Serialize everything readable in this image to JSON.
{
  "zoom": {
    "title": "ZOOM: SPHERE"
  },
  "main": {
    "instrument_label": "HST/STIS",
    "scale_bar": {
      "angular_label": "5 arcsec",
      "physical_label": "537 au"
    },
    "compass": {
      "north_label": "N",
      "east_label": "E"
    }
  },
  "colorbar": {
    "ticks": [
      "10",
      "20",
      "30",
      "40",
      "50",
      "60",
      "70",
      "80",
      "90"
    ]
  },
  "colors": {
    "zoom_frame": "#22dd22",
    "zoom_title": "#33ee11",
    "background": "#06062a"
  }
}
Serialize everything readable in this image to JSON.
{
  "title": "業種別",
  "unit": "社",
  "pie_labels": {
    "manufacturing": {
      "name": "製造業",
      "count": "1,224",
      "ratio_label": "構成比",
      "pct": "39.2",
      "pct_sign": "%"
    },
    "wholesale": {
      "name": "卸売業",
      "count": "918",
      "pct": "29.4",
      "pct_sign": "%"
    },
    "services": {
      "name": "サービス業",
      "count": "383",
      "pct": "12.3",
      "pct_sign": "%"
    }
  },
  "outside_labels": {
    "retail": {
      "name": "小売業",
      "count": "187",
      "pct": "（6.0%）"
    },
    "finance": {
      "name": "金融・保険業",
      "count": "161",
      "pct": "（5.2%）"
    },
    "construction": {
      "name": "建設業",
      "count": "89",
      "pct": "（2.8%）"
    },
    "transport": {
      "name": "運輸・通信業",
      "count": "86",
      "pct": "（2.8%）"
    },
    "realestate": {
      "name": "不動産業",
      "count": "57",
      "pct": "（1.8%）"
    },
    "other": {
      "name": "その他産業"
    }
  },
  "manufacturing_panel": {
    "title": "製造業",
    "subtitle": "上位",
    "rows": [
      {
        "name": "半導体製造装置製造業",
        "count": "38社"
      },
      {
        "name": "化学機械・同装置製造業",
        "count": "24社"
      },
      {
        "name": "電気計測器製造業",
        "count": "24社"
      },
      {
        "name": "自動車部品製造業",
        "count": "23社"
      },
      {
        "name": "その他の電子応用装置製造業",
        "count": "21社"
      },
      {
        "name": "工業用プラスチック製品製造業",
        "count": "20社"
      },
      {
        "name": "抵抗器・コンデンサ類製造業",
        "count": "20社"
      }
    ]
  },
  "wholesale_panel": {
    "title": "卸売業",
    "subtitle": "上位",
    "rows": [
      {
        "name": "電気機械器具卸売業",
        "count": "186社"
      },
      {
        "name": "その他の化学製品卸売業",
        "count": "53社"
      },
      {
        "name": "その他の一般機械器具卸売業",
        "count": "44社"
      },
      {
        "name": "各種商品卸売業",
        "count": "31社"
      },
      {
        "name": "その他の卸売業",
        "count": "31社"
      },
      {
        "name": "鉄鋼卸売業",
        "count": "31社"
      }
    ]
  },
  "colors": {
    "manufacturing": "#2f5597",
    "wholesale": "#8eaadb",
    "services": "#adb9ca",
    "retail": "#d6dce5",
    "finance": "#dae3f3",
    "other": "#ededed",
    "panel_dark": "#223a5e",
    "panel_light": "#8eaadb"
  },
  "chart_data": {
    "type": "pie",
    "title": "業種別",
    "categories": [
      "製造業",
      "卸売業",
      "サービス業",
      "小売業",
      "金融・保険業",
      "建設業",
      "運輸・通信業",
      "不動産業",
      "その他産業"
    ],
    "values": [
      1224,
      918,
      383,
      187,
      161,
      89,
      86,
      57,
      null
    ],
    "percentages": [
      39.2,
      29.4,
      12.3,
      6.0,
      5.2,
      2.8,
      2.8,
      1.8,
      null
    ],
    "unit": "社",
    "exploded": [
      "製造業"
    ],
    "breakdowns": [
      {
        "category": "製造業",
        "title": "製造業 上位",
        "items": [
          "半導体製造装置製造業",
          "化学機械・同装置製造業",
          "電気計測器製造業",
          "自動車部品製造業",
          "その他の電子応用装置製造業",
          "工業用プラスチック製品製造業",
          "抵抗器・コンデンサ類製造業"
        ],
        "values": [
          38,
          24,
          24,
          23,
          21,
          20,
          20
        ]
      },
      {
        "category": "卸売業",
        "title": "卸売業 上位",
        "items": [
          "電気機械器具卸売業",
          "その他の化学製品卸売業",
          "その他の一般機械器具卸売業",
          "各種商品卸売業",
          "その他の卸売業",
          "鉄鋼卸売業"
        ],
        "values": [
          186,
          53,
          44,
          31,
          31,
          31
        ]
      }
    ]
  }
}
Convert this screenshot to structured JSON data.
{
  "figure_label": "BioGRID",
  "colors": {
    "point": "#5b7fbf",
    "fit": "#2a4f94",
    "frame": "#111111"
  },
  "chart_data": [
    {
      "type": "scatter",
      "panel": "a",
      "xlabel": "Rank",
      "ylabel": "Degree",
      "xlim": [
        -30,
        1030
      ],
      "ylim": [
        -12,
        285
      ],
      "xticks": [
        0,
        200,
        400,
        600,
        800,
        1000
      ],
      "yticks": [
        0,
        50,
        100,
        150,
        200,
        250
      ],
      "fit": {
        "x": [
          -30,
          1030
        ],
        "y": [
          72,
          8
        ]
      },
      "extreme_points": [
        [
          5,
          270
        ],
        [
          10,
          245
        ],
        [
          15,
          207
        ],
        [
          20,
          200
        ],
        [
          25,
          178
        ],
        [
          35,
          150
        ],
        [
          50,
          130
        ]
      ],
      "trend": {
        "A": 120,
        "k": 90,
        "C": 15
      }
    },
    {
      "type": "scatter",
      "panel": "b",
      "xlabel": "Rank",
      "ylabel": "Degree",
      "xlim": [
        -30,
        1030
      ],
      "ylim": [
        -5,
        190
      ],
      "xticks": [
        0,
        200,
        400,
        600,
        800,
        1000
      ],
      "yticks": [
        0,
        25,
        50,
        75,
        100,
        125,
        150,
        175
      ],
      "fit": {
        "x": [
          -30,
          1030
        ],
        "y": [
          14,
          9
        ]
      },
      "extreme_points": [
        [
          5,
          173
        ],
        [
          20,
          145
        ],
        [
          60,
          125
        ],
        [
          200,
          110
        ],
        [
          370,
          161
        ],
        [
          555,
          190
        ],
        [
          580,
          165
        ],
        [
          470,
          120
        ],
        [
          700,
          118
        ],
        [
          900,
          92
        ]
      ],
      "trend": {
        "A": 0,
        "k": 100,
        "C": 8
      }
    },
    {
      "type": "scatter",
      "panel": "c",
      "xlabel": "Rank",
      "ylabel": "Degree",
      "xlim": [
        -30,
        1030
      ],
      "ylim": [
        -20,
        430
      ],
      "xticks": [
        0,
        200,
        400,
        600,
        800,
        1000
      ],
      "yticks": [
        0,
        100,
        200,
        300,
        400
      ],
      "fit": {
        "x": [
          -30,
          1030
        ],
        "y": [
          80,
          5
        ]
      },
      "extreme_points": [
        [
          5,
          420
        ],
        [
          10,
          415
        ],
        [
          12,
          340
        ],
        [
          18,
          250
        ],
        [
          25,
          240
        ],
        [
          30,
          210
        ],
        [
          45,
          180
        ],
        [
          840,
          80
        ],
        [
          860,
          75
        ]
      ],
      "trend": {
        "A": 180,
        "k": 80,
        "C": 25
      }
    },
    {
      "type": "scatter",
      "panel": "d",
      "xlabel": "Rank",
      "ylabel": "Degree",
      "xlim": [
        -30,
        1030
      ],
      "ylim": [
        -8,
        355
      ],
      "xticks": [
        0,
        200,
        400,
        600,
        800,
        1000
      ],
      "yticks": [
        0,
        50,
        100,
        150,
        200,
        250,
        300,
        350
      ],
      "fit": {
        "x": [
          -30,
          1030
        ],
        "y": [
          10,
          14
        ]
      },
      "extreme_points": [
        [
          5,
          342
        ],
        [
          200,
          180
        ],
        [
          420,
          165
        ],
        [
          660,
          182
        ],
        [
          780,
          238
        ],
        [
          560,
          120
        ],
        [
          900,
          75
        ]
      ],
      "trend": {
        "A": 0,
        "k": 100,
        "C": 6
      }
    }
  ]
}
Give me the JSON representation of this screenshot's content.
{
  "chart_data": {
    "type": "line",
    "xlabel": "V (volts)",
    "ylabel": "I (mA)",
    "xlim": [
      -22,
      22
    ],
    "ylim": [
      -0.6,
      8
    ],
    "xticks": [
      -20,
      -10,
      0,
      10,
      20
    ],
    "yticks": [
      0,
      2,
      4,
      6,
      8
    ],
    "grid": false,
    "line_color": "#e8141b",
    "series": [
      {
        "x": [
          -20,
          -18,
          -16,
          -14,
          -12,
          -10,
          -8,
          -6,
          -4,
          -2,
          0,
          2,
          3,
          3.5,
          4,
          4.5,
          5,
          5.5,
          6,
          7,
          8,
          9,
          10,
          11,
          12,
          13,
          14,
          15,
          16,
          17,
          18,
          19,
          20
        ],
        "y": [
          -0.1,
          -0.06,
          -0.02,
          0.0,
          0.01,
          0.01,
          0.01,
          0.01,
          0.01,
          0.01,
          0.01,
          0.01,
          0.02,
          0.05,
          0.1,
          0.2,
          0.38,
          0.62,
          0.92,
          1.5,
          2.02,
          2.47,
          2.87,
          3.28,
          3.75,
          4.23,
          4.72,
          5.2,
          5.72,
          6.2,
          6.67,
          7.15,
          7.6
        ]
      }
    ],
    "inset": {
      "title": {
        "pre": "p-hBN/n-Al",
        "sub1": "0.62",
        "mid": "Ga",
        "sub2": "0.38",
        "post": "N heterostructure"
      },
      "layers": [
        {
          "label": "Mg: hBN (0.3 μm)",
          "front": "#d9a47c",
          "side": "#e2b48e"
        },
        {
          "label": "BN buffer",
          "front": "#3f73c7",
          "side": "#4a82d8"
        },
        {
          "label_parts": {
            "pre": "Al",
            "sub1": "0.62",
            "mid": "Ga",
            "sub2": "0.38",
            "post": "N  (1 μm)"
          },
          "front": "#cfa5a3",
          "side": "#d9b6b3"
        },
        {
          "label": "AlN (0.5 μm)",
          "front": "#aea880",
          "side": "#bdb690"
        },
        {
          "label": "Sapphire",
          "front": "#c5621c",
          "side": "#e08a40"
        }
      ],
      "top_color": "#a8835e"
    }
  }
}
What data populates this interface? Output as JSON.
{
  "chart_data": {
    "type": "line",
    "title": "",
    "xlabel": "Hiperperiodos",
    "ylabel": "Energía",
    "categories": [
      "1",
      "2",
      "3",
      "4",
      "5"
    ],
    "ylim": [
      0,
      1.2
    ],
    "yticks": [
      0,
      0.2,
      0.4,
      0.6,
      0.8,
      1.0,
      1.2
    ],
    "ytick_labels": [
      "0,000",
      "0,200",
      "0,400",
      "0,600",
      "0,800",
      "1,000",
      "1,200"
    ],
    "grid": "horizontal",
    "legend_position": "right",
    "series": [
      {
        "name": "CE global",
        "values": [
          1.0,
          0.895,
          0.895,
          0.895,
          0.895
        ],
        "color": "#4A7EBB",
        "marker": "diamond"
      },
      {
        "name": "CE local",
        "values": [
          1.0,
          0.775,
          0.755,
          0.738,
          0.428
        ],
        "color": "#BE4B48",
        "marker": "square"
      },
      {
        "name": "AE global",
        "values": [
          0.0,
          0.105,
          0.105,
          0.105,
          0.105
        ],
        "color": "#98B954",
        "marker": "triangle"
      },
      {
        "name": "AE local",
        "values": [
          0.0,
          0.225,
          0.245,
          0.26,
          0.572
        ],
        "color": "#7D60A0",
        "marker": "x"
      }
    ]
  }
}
__________________________________________________
Your output consists solely of the lines from the one with "What data populates" through the last line, copied exactly.

What data populates this interface? Output as JSON.
{
  "chart_data": {
    "type": "line",
    "title": "",
    "xlabel": "Hiperperiodos",
    "ylabel": "Energía",
    "categories": [
      "1",
      "2",
      "3",
      "4",
      "5"
    ],
    "ylim": [
      0,
      1.2
    ],
    "yticks": [
      0,
      0.2,
      0.4,
      0.6,
      0.8,
      1.0,
      1.2
    ],
    "ytick_labels": [
      "0,000",
      "0,200",
      "0,400",
      "0,600",
      "0,800",
      "1,000",
      "1,200"
    ],
    "grid": "horizontal",
    "legend_position": "right",
    "series": [
      {
        "name": "CE global",
        "values": [
          1.0,
          0.895,
          0.895,
          0.895,
          0.895
        ],
        "color": "#4A7EBB",
        "marker": "diamond"
      },
      {
        "name": "CE local",
        "values": [
          1.0,
          0.775,
          0.755,
          0.738,
          0.428
        ],
        "color": "#BE4B48",
        "marker": "square"
      },
      {
        "name": "AE global",
        "values": [
          0.0,
          0.105,
          0.105,
          0.105,
          0.105
        ],
        "color": "#98B954",
        "marker": "triangle"
      },
      {
        "name": "AE local",
        "values": [
          0.0,
          0.225,
          0.245,
          0.26,
          0.572
        ],
        "color": "#7D60A0",
        "marker": "x"
      }
    ]
  }
}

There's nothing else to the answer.